**Requirement**
Repeat the whole listing exactly.

Records from a collection of figures:

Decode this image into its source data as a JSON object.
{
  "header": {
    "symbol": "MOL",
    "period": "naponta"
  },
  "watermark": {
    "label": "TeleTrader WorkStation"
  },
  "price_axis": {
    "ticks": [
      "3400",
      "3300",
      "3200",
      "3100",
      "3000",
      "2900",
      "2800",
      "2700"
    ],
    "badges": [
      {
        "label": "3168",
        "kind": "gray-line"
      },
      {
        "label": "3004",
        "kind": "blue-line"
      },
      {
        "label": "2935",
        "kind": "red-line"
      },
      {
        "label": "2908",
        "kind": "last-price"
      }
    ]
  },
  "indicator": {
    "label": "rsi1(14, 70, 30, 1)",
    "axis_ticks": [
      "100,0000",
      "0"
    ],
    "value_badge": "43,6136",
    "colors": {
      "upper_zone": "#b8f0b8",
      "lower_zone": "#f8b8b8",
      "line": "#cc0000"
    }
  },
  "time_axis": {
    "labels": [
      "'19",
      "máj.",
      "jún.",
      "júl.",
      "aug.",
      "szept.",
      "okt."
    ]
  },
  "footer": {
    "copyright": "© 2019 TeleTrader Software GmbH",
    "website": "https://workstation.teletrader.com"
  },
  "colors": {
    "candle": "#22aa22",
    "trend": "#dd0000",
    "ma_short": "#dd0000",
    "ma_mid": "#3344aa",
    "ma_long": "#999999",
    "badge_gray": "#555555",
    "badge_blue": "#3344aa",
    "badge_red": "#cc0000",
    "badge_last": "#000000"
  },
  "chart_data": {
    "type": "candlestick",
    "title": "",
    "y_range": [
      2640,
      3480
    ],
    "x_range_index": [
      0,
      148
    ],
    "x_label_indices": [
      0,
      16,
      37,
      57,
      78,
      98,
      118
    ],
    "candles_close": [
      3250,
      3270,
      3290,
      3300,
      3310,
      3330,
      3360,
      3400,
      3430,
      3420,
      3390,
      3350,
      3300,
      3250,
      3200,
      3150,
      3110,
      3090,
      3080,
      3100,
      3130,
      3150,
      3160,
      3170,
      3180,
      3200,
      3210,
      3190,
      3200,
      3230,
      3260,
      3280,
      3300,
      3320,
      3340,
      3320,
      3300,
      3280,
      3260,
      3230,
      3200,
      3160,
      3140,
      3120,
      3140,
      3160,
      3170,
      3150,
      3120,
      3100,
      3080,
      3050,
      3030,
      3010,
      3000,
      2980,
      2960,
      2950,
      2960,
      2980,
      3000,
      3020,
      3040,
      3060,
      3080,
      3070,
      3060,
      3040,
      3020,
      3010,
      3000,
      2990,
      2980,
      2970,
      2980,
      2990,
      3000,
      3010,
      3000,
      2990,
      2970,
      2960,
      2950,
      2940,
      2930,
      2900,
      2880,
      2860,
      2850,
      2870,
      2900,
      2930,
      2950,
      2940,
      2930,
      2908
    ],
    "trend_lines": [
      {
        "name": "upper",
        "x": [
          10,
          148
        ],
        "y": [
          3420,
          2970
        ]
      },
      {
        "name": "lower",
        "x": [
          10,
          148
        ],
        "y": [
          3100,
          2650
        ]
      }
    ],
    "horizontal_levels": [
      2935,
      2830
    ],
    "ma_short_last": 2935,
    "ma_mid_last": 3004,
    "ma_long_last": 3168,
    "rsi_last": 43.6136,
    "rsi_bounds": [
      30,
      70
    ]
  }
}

**Worked answer**
Decode this image into its source data as a JSON object.
{
  "header": {
    "symbol": "MOL",
    "period": "naponta"
  },
  "watermark": {
    "label": "TeleTrader WorkStation"
  },
  "price_axis": {
    "ticks": [
      "3400",
      "3300",
      "3200",
      "3100",
      "3000",
      "2900",
      "2800",
      "2700"
    ],
    "badges": [
      {
        "label": "3168",
        "kind": "gray-line"
      },
      {
        "label": "3004",
        "kind": "blue-line"
      },
      {
        "label": "2935",
        "kind": "red-line"
      },
      {
        "label": "2908",
        "kind": "last-price"
      }
    ]
  },
  "indicator": {
    "label": "rsi1(14, 70, 30, 1)",
    "axis_ticks": [
      "100,0000",
      "0"
    ],
    "value_badge": "43,6136",
    "colors": {
      "upper_zone": "#b8f0b8",
      "lower_zone": "#f8b8b8",
      "line": "#cc0000"
    }
  },
  "time_axis": {
    "labels": [
      "'19",
      "máj.",
      "jún.",
      "júl.",
      "aug.",
      "szept.",
      "okt."
    ]
  },
  "footer": {
    "copyright": "© 2019 TeleTrader Software GmbH",
    "website": "https://workstation.teletrader.com"
  },
  "colors": {
    "candle": "#22aa22",
    "trend": "#dd0000",
    "ma_short": "#dd0000",
    "ma_mid": "#3344aa",
    "ma_long": "#999999",
    "badge_gray": "#555555",
    "badge_blue": "#3344aa",
    "badge_red": "#cc0000",
    "badge_last": "#000000"
  },
  "chart_data": {
    "type": "candlestick",
    "title": "",
    "y_range": [
      2640,
      3480
    ],
    "x_range_index": [
      0,
      148
    ],
    "x_label_indices": [
      0,
      16,
      37,
      57,
      78,
      98,
      118
    ],
    "candles_close": [
      3250,
      3270,
      3290,
      3300,
      3310,
      3330,
      3360,
      3400,
      3430,
      3420,
      3390,
      3350,
      3300,
      3250,
      3200,
      3150,
      3110,
      3090,
      3080,
      3100,
      3130,
      3150,
      3160,
      3170,
      3180,
      3200,
      3210,
      3190,
      3200,
      3230,
      3260,
      3280,
      3300,
      3320,
      3340,
      3320,
      3300,
      3280,
      3260,
      3230,
      3200,
      3160,
      3140,
      3120,
      3140,
      3160,
      3170,
      3150,
      3120,
      3100,
      3080,
      3050,
      3030,
      3010,
      3000,
      2980,
      2960,
      2950,
      2960,
      2980,
      3000,
      3020,
      3040,
      3060,
      3080,
      3070,
      3060,
      3040,
      3020,
      3010,
      3000,
      2990,
      2980,
      2970,
      2980,
      2990,
      3000,
      3010,
      3000,
      2990,
      2970,
      2960,
      2950,
      2940,
      2930,
      2900,
      2880,
      2860,
      2850,
      2870,
      2900,
      2930,
      2950,
      2940,
      2930,
      2908
    ],
    "trend_lines": [
      {
        "name": "upper",
        "x": [
          10,
          148
        ],
        "y": [
          3420,
          2970
        ]
      },
      {
        "name": "lower",
        "x": [
          10,
          148
        ],
        "y": [
          3100,
          2650
        ]
      }
    ],
    "horizontal_levels": [
      2935,
      2830
    ],
    "ma_short_last": 2935,
    "ma_mid_last": 3004,
    "ma_long_last": 3168,
    "rsi_last": 43.6136,
    "rsi_bounds": [
      30,
      70
    ]
  }
}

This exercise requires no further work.